Information supplied
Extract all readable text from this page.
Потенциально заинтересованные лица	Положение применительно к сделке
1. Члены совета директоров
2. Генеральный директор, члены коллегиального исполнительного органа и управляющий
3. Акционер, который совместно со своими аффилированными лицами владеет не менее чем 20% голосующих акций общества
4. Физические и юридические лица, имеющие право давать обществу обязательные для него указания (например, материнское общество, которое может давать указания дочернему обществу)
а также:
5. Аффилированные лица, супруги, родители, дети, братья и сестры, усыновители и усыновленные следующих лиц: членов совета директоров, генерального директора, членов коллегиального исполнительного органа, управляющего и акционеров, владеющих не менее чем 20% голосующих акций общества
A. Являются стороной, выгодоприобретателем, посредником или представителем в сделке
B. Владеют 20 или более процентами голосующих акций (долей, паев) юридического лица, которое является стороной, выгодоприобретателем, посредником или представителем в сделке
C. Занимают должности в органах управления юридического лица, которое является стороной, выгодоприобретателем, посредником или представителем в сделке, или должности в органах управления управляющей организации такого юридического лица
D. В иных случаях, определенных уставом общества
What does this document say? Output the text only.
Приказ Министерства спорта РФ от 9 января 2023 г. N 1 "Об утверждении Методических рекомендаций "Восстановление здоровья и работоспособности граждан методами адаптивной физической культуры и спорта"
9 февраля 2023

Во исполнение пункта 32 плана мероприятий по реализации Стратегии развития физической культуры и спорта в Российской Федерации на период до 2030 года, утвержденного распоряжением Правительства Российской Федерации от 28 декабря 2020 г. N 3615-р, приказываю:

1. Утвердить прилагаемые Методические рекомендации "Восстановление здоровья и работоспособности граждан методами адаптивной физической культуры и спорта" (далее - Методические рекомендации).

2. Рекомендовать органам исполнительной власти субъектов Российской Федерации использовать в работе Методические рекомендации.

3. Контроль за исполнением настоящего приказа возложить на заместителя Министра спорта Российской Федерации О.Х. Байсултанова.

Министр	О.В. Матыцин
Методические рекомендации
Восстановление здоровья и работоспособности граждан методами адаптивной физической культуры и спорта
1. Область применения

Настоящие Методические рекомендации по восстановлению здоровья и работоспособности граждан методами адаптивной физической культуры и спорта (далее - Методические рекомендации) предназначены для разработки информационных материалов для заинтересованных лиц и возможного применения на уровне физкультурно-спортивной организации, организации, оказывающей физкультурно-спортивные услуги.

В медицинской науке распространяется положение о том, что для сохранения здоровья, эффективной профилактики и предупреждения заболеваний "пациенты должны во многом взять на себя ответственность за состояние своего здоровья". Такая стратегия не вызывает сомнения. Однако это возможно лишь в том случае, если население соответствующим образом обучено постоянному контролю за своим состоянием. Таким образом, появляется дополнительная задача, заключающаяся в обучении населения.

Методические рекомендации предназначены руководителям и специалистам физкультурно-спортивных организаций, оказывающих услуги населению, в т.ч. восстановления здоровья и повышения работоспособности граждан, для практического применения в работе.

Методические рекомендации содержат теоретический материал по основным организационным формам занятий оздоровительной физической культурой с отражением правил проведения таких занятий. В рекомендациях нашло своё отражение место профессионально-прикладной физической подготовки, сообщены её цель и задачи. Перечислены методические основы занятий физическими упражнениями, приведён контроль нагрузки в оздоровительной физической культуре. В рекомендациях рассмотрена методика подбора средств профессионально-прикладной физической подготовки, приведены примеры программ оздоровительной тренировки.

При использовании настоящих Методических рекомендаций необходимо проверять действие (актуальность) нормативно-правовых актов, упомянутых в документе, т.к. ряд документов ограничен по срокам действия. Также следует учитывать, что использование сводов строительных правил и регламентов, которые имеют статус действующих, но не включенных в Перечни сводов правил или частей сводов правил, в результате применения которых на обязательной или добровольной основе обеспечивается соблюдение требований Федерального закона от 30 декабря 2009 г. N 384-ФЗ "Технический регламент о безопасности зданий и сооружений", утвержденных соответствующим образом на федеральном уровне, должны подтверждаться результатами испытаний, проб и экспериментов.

Given task
Repeat back the data above, exact to the last character.

Reply
Extract all readable text from this page.
Потенциально заинтересованные лица	Положение применительно к сделке
1. Члены совета директоров
2. Генеральный директор, члены коллегиального исполнительного органа и управляющий
3. Акционер, который совместно со своими аффилированными лицами владеет не менее чем 20% голосующих акций общества
4. Физические и юридические лица, имеющие право давать обществу обязательные для него указания (например, материнское общество, которое может давать указания дочернему обществу)
а также:
5. Аффилированные лица, супруги, родители, дети, братья и сестры, усыновители и усыновленные следующих лиц: членов совета директоров, генерального директора, членов коллегиального исполнительного органа, управляющего и акционеров, владеющих не менее чем 20% голосующих акций общества
A. Являются стороной, выгодоприобретателем, посредником или представителем в сделке
B. Владеют 20 или более процентами голосующих акций (долей, паев) юридического лица, которое является стороной, выгодоприобретателем, посредником или представителем в сделке
C. Занимают должности в органах управления юридического лица, которое является стороной, выгодоприобретателем, посредником или представителем в сделке, или должности в органах управления управляющей организации такого юридического лица
D. В иных случаях, определенных уставом общества
What does this document say? Output the text only.
Приказ Министерства спорта РФ от 9 января 2023 г. N 1 "Об утверждении Методических рекомендаций "Восстановление здоровья и работоспособности граждан методами адаптивной физической культуры и спорта"
9 февраля 2023

Во исполнение пункта 32 плана мероприятий по реализации Стратегии развития физической культуры и спорта в Российской Федерации на период до 2030 года, утвержденного распоряжением Правительства Российской Федерации от 28 декабря 2020 г. N 3615-р, приказываю:

1. Утвердить прилагаемые Методические рекомендации "Восстановление здоровья и работоспособности граждан методами адаптивной физической культуры и спорта" (далее - Методические рекомендации).

2. Рекомендовать органам исполнительной власти субъектов Российской Федерации использовать в работе Методические рекомендации.

3. Контроль за исполнением настоящего приказа возложить на заместителя Министра спорта Российской Федерации О.Х. Байсултанова.

Министр	О.В. Матыцин
Методические рекомендации
Восстановление здоровья и работоспособности граждан методами адаптивной физической культуры и спорта
1. Область применения

Настоящие Методические рекомендации по восстановлению здоровья и работоспособности граждан методами адаптивной физической культуры и спорта (далее - Методические рекомендации) предназначены для разработки информационных материалов для заинтересованных лиц и возможного применения на уровне физкультурно-спортивной организации, организации, оказывающей физкультурно-спортивные услуги.

В медицинской науке распространяется положение о том, что для сохранения здоровья, эффективной профилактики и предупреждения заболеваний "пациенты должны во многом взять на себя ответственность за состояние своего здоровья". Такая стратегия не вызывает сомнения. Однако это возможно лишь в том случае, если население соответствующим образом обучено постоянному контролю за своим состоянием. Таким образом, появляется дополнительная задача, заключающаяся в обучении населения.

Методические рекомендации предназначены руководителям и специалистам физкультурно-спортивных организаций, оказывающих услуги населению, в т.ч. восстановления здоровья и повышения работоспособности граждан, для практического применения в работе.

Методические рекомендации содержат теоретический материал по основным организационным формам занятий оздоровительной физической культурой с отражением правил проведения таких занятий. В рекомендациях нашло своё отражение место профессионально-прикладной физической подготовки, сообщены её цель и задачи. Перечислены методические основы занятий физическими упражнениями, приведён контроль нагрузки в оздоровительной физической культуре. В рекомендациях рассмотрена методика подбора средств профессионально-прикладной физической подготовки, приведены примеры программ оздоровительной тренировки.

При использовании настоящих Методических рекомендаций необходимо проверять действие (актуальность) нормативно-правовых актов, упомянутых в документе, т.к. ряд документов ограничен по срокам действия. Также следует учитывать, что использование сводов строительных правил и регламентов, которые имеют статус действующих, но не включенных в Перечни сводов правил или частей сводов правил, в результате применения которых на обязательной или добровольной основе обеспечивается соблюдение требований Федерального закона от 30 декабря 2009 г. N 384-ФЗ "Технический регламент о безопасности зданий и сооружений", утвержденных соответствующим образом на федеральном уровне, должны подтверждаться результатами испытаний, проб и экспериментов.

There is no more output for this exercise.